(Recorded data)
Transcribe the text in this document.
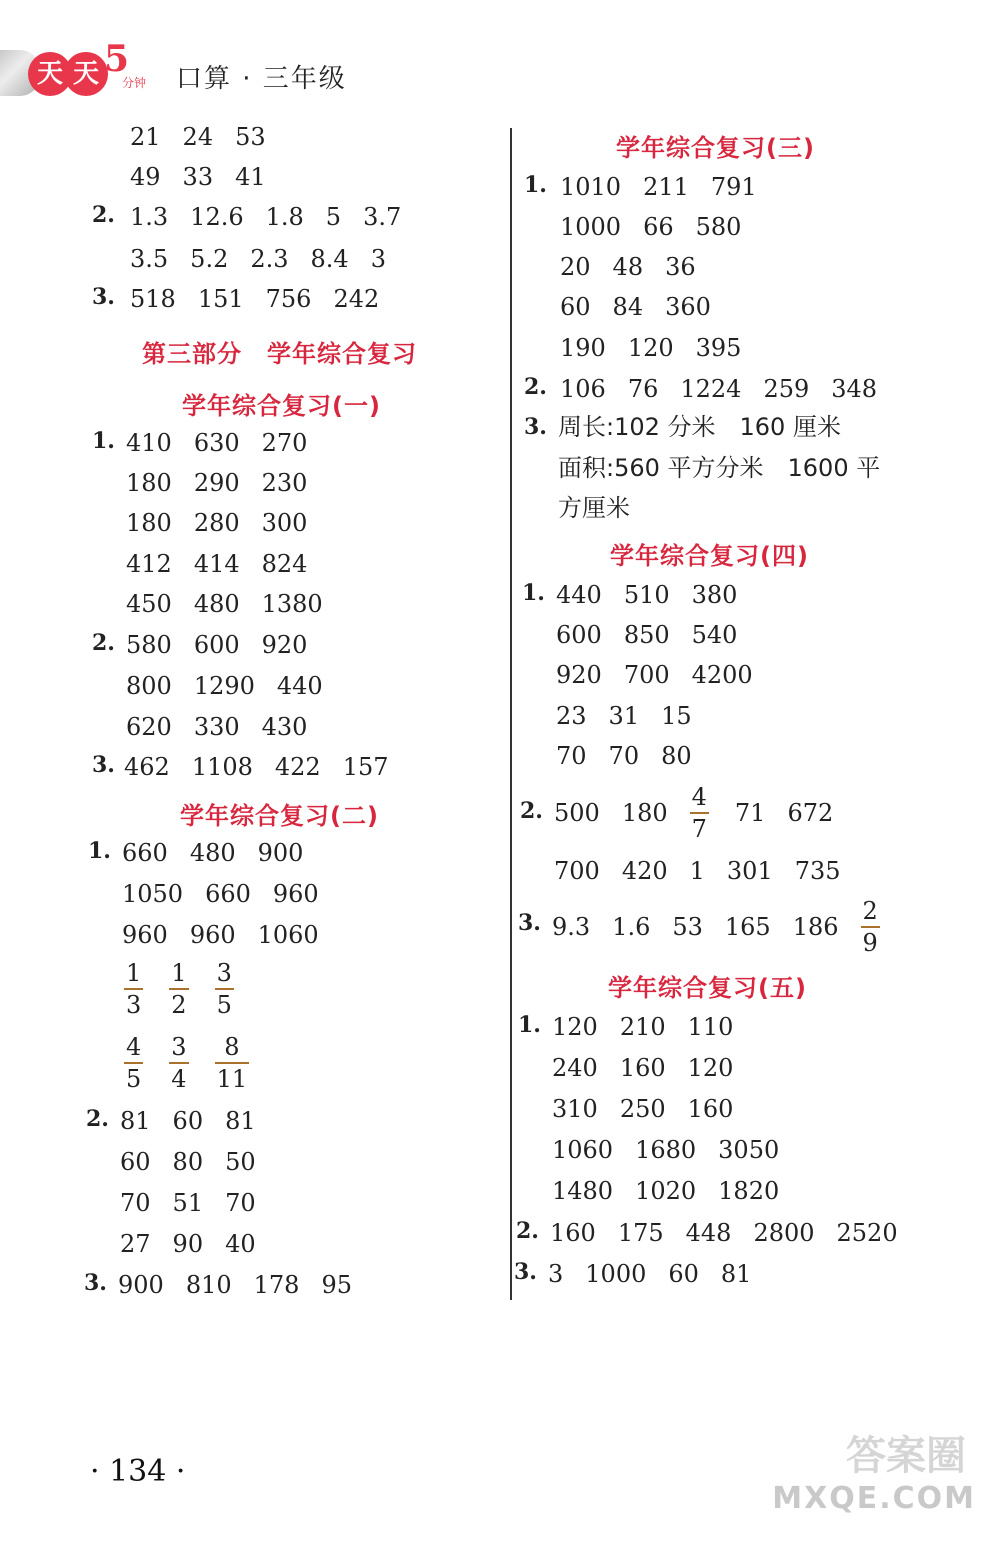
天 天 5
分钟 口算 · 三年级
21 24 53
49 33 41
2. 1.3 12.6 1.8 5 3.7
3.5 5.2 2.3 8.4 3
3. 518 151 756 242
第三部分　学年综合复习
学年综合复习(一)
1. 410 630 270
180 290 230
180 280 300
412 414 824
450 480 1380
2. 580 600 920
800 1290 440
620 330 430
3. 462 1108 422 157
学年综合复习(二)
1. 660 480 900
1050 660 960
960 960 1060
$\frac{1}{3} \frac{1}{2} \frac{3}{5}$
$\frac{4}{5} \frac{3}{4} \frac{8}{11}$
2. 81 60 81
60 80 50
70 51 70
27 90 40
3. 900 810 178 95
学年综合复习(三)
1. 1010 211 791
1000 66 580
20 48 36
60 84 360
190 120 395
2. 106 76 1224 259 348
3. 周长:102 分米　160 厘米
面积:560 平方分米　1600 平
方厘米
学年综合复习(四)
1. 440 510 380
600 850 540
920 700 4200
23 31 15
70 70 80
2. 500 $180 \frac{4}{7} 71$ 672
700 420 1 301 735
3. 9.3 1.6 53 165 $186 \frac{2}{9}$
学年综合复习(五)
1. 120 210 110
240 160 120
310 250 160
1060 1680 3050
1480 1020 1820
2. 160 175 448 2800 2520
3. 3 1000 60 81
· 134 ·	答案圈
MXQE.COM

| What this task involves |
Copy all the data exactly as written, but skip any picture.

| Written answer |
Transcribe the text in this document.
天 天 5
分钟 口算 · 三年级
21 24 53
49 33 41
2. 1.3 12.6 1.8 5 3.7
3.5 5.2 2.3 8.4 3
3. 518 151 756 242
第三部分　学年综合复习
学年综合复习(一)
1. 410 630 270
180 290 230
180 280 300
412 414 824
450 480 1380
2. 580 600 920
800 1290 440
620 330 430
3. 462 1108 422 157
学年综合复习(二)
1. 660 480 900
1050 660 960
960 960 1060
$\frac{1}{3} \frac{1}{2} \frac{3}{5}$
$\frac{4}{5} \frac{3}{4} \frac{8}{11}$
2. 81 60 81
60 80 50
70 51 70
27 90 40
3. 900 810 178 95
学年综合复习(三)
1. 1010 211 791
1000 66 580
20 48 36
60 84 360
190 120 395
2. 106 76 1224 259 348
3. 周长:102 分米　160 厘米
面积:560 平方分米　1600 平
方厘米
学年综合复习(四)
1. 440 510 380
600 850 540
920 700 4200
23 31 15
70 70 80
2. 500 $180 \frac{4}{7} 71$ 672
700 420 1 301 735
3. 9.3 1.6 53 165 $186 \frac{2}{9}$
学年综合复习(五)
1. 120 210 110
240 160 120
310 250 160
1060 1680 3050
1480 1020 1820
2. 160 175 448 2800 2520
3. 3 1000 60 81
· 134 ·	答案圈
MXQE.COM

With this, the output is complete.